#### Task data
○ ○ ○ ○

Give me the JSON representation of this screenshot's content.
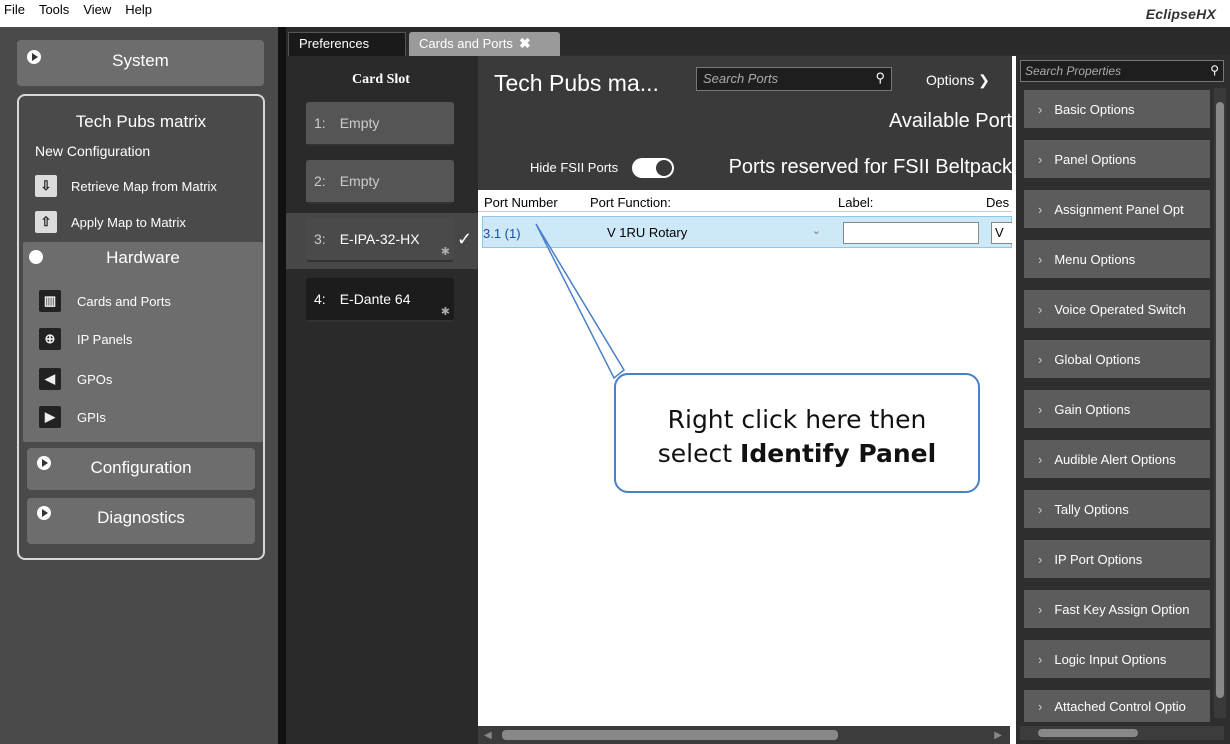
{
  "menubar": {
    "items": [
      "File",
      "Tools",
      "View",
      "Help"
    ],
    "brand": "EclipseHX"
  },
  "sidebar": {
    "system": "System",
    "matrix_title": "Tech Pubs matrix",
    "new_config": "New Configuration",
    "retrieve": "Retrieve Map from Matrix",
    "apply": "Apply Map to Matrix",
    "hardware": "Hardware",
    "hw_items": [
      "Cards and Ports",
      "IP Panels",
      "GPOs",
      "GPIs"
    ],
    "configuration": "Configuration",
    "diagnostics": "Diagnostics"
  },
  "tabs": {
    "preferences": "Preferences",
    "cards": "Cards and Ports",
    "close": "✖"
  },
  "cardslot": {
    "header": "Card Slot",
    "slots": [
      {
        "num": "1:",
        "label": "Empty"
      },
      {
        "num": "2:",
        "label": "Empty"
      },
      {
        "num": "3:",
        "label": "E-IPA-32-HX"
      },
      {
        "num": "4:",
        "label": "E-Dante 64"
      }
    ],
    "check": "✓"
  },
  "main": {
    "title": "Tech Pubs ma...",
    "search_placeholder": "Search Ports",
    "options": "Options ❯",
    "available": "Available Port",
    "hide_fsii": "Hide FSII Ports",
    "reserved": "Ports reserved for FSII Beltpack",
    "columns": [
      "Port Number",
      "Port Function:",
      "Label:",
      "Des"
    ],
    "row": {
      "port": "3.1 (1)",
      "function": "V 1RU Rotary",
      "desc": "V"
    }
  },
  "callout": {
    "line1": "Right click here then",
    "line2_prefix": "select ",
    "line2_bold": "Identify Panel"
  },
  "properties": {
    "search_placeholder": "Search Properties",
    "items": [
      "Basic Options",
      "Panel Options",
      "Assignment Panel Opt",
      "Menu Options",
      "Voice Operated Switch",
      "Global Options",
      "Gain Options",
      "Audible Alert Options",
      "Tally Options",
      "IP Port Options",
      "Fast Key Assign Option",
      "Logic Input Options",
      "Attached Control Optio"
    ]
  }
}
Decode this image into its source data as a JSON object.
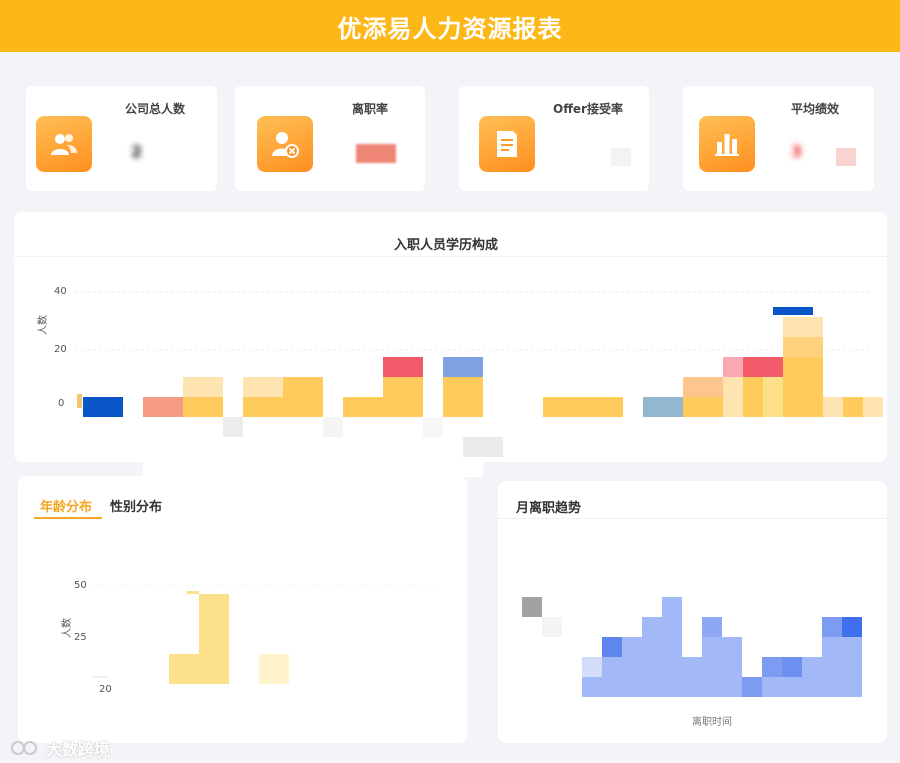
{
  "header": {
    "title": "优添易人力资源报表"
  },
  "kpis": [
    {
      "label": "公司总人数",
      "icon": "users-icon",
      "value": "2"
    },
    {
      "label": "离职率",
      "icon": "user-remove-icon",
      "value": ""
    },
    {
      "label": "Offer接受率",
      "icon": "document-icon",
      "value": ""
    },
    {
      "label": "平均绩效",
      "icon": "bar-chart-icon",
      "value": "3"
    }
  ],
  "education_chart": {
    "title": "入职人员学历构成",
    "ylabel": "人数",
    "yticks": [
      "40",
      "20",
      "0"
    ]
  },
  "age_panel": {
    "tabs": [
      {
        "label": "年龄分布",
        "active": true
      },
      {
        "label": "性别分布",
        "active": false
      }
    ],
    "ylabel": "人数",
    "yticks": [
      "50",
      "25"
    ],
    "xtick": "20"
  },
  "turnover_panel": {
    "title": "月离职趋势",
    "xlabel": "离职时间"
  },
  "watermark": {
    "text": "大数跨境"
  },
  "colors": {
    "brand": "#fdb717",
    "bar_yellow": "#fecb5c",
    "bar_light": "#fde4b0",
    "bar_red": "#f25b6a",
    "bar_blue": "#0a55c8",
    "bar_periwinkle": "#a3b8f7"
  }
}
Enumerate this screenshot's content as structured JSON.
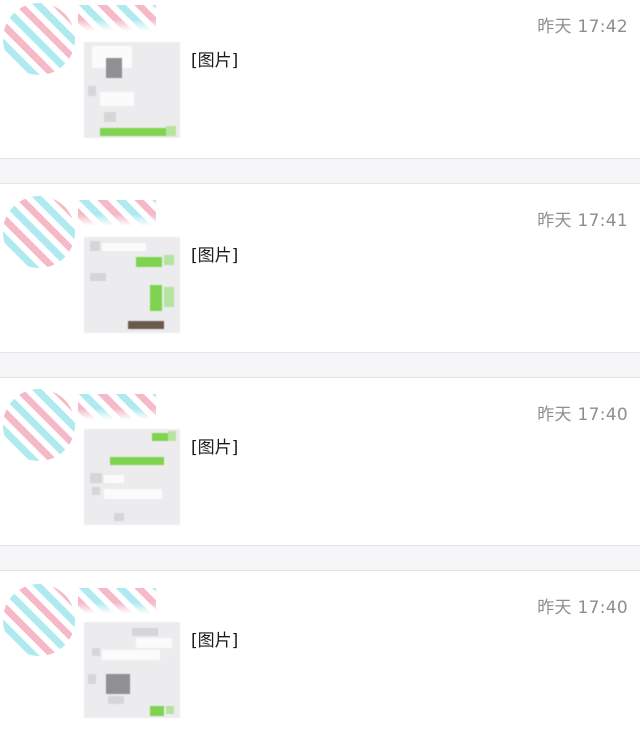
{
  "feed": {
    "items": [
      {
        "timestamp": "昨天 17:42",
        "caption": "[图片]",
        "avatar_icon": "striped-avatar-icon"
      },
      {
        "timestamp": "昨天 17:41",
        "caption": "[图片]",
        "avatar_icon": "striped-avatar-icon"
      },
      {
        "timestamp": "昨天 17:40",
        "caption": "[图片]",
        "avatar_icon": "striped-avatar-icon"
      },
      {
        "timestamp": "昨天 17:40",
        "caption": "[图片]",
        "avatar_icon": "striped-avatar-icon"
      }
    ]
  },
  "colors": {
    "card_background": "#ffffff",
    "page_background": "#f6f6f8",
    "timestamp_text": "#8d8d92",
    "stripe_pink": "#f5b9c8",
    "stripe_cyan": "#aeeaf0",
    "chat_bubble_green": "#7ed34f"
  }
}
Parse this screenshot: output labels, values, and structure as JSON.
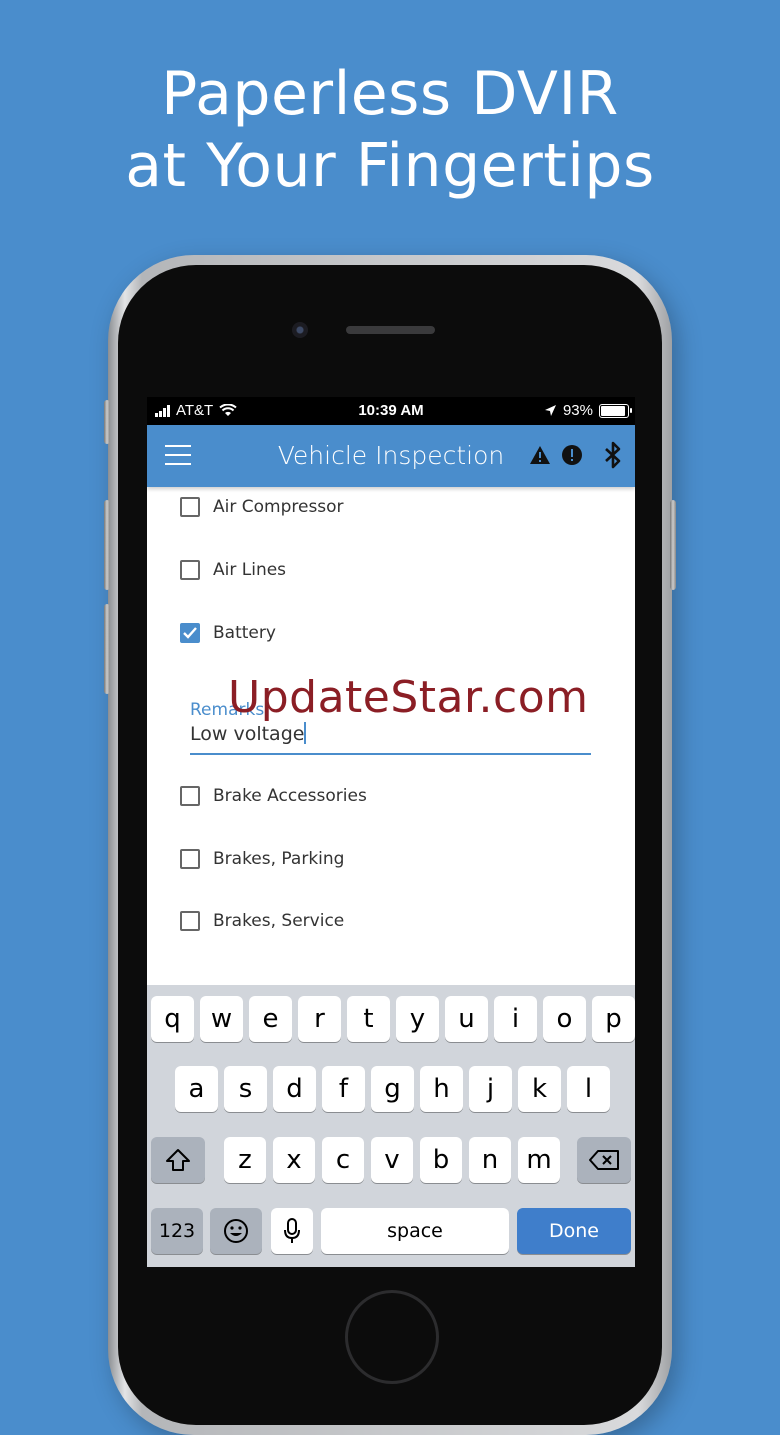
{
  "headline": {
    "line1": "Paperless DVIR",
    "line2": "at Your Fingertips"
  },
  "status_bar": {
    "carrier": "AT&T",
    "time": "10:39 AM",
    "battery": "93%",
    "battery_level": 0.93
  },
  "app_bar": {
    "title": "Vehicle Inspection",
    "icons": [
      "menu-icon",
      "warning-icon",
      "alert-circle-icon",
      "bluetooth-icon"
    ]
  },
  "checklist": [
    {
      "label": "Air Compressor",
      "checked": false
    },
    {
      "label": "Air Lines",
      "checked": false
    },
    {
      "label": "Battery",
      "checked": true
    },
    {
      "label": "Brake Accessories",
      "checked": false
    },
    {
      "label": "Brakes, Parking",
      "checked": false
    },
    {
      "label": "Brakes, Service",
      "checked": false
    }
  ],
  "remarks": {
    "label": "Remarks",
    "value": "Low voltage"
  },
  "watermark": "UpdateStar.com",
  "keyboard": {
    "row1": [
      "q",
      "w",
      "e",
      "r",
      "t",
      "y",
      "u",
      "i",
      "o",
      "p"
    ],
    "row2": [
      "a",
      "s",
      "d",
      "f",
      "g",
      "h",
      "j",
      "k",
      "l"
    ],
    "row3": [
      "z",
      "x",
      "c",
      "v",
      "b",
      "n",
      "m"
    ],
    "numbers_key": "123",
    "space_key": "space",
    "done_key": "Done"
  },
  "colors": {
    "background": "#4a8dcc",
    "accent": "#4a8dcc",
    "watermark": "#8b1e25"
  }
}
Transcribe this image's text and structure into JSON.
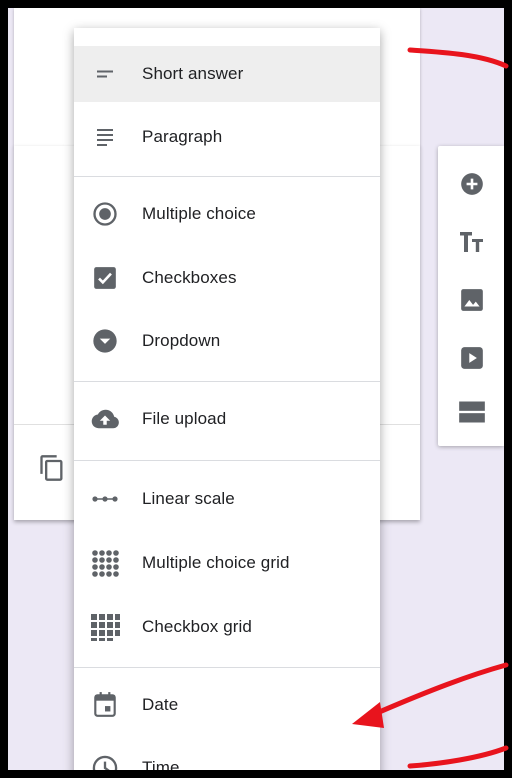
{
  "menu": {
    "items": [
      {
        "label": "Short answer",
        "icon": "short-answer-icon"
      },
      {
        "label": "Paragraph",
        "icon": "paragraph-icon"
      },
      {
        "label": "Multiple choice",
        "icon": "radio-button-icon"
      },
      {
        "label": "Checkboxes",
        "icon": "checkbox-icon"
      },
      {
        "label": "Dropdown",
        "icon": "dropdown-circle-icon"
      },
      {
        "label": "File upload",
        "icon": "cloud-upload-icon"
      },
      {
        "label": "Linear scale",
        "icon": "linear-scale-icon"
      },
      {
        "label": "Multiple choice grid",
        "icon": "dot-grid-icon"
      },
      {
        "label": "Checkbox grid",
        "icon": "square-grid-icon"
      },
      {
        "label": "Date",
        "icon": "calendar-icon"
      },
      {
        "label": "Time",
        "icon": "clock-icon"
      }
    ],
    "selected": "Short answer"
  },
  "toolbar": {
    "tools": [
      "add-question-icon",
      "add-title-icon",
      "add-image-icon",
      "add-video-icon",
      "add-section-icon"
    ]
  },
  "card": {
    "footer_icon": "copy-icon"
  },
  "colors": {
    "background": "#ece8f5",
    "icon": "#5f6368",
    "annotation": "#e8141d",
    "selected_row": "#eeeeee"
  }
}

○ ○ ○ ○

#### Short exercise
Quote every line word for word and keep the images out of the copy.

#### Solution
Give me the JSON representation of this screenshot's content.
{
  "menubar": {
    "items": [
      "File",
      "Tools",
      "View",
      "Help"
    ],
    "brand": "EclipseHX"
  },
  "sidebar": {
    "system": "System",
    "matrix_title": "Tech Pubs matrix",
    "new_config": "New Configuration",
    "retrieve": "Retrieve Map from Matrix",
    "apply": "Apply Map to Matrix",
    "hardware": "Hardware",
    "hw_items": [
      "Cards and Ports",
      "IP Panels",
      "GPOs",
      "GPIs"
    ],
    "configuration": "Configuration",
    "diagnostics": "Diagnostics"
  },
  "tabs": {
    "preferences": "Preferences",
    "cards": "Cards and Ports",
    "close": "✖"
  },
  "cardslot": {
    "header": "Card Slot",
    "slots": [
      {
        "num": "1:",
        "label": "Empty"
      },
      {
        "num": "2:",
        "label": "Empty"
      },
      {
        "num": "3:",
        "label": "E-IPA-32-HX"
      },
      {
        "num": "4:",
        "label": "E-Dante 64"
      }
    ],
    "check": "✓"
  },
  "main": {
    "title": "Tech Pubs ma...",
    "search_placeholder": "Search Ports",
    "options": "Options ❯",
    "available": "Available Port",
    "hide_fsii": "Hide FSII Ports",
    "reserved": "Ports reserved for FSII Beltpack",
    "columns": [
      "Port Number",
      "Port Function:",
      "Label:",
      "Des"
    ],
    "row": {
      "port": "3.1 (1)",
      "function": "V 1RU Rotary",
      "desc": "V"
    }
  },
  "callout": {
    "line1": "Right click here then",
    "line2_prefix": "select ",
    "line2_bold": "Identify Panel"
  },
  "properties": {
    "search_placeholder": "Search Properties",
    "items": [
      "Basic Options",
      "Panel Options",
      "Assignment Panel Opt",
      "Menu Options",
      "Voice Operated Switch",
      "Global Options",
      "Gain Options",
      "Audible Alert Options",
      "Tally Options",
      "IP Port Options",
      "Fast Key Assign Option",
      "Logic Input Options",
      "Attached Control Optio"
    ]
  }
}
Decode this image into its source data as a JSON object.
{
  "header": {
    "title": "优添易人力资源报表"
  },
  "kpis": [
    {
      "label": "公司总人数",
      "icon": "users-icon",
      "value": "2"
    },
    {
      "label": "离职率",
      "icon": "user-remove-icon",
      "value": ""
    },
    {
      "label": "Offer接受率",
      "icon": "document-icon",
      "value": ""
    },
    {
      "label": "平均绩效",
      "icon": "bar-chart-icon",
      "value": "3"
    }
  ],
  "education_chart": {
    "title": "入职人员学历构成",
    "ylabel": "人数",
    "yticks": [
      "40",
      "20",
      "0"
    ]
  },
  "age_panel": {
    "tabs": [
      {
        "label": "年龄分布",
        "active": true
      },
      {
        "label": "性别分布",
        "active": false
      }
    ],
    "ylabel": "人数",
    "yticks": [
      "50",
      "25"
    ],
    "xtick": "20"
  },
  "turnover_panel": {
    "title": "月离职趋势",
    "xlabel": "离职时间"
  },
  "watermark": {
    "text": "大数跨境"
  },
  "colors": {
    "brand": "#fdb717",
    "bar_yellow": "#fecb5c",
    "bar_light": "#fde4b0",
    "bar_red": "#f25b6a",
    "bar_blue": "#0a55c8",
    "bar_periwinkle": "#a3b8f7"
  }
}
Enumerate this screenshot's content as structured JSON.
{
  "feed": {
    "items": [
      {
        "timestamp": "昨天 17:42",
        "caption": "[图片]",
        "avatar_icon": "striped-avatar-icon"
      },
      {
        "timestamp": "昨天 17:41",
        "caption": "[图片]",
        "avatar_icon": "striped-avatar-icon"
      },
      {
        "timestamp": "昨天 17:40",
        "caption": "[图片]",
        "avatar_icon": "striped-avatar-icon"
      },
      {
        "timestamp": "昨天 17:40",
        "caption": "[图片]",
        "avatar_icon": "striped-avatar-icon"
      }
    ]
  },
  "colors": {
    "card_background": "#ffffff",
    "page_background": "#f6f6f8",
    "timestamp_text": "#8d8d92",
    "stripe_pink": "#f5b9c8",
    "stripe_cyan": "#aeeaf0",
    "chat_bubble_green": "#7ed34f"
  }
}
Parse this screenshot: output labels, values, and structure as JSON.
{
  "headline": {
    "line1": "Paperless DVIR",
    "line2": "at Your Fingertips"
  },
  "status_bar": {
    "carrier": "AT&T",
    "time": "10:39 AM",
    "battery": "93%",
    "battery_level": 0.93
  },
  "app_bar": {
    "title": "Vehicle Inspection",
    "icons": [
      "menu-icon",
      "warning-icon",
      "alert-circle-icon",
      "bluetooth-icon"
    ]
  },
  "checklist": [
    {
      "label": "Air Compressor",
      "checked": false
    },
    {
      "label": "Air Lines",
      "checked": false
    },
    {
      "label": "Battery",
      "checked": true
    },
    {
      "label": "Brake Accessories",
      "checked": false
    },
    {
      "label": "Brakes, Parking",
      "checked": false
    },
    {
      "label": "Brakes, Service",
      "checked": false
    }
  ],
  "remarks": {
    "label": "Remarks",
    "value": "Low voltage"
  },
  "watermark": "UpdateStar.com",
  "keyboard": {
    "row1": [
      "q",
      "w",
      "e",
      "r",
      "t",
      "y",
      "u",
      "i",
      "o",
      "p"
    ],
    "row2": [
      "a",
      "s",
      "d",
      "f",
      "g",
      "h",
      "j",
      "k",
      "l"
    ],
    "row3": [
      "z",
      "x",
      "c",
      "v",
      "b",
      "n",
      "m"
    ],
    "numbers_key": "123",
    "space_key": "space",
    "done_key": "Done"
  },
  "colors": {
    "background": "#4a8dcc",
    "accent": "#4a8dcc",
    "watermark": "#8b1e25"
  }
}
Transcribe this image's text and structure into JSON.
{
  "menu": {
    "items": [
      {
        "label": "Short answer",
        "icon": "short-answer-icon"
      },
      {
        "label": "Paragraph",
        "icon": "paragraph-icon"
      },
      {
        "label": "Multiple choice",
        "icon": "radio-button-icon"
      },
      {
        "label": "Checkboxes",
        "icon": "checkbox-icon"
      },
      {
        "label": "Dropdown",
        "icon": "dropdown-circle-icon"
      },
      {
        "label": "File upload",
        "icon": "cloud-upload-icon"
      },
      {
        "label": "Linear scale",
        "icon": "linear-scale-icon"
      },
      {
        "label": "Multiple choice grid",
        "icon": "dot-grid-icon"
      },
      {
        "label": "Checkbox grid",
        "icon": "square-grid-icon"
      },
      {
        "label": "Date",
        "icon": "calendar-icon"
      },
      {
        "label": "Time",
        "icon": "clock-icon"
      }
    ],
    "selected": "Short answer"
  },
  "toolbar": {
    "tools": [
      "add-question-icon",
      "add-title-icon",
      "add-image-icon",
      "add-video-icon",
      "add-section-icon"
    ]
  },
  "card": {
    "footer_icon": "copy-icon"
  },
  "colors": {
    "background": "#ece8f5",
    "icon": "#5f6368",
    "annotation": "#e8141d",
    "selected_row": "#eeeeee"
  }
}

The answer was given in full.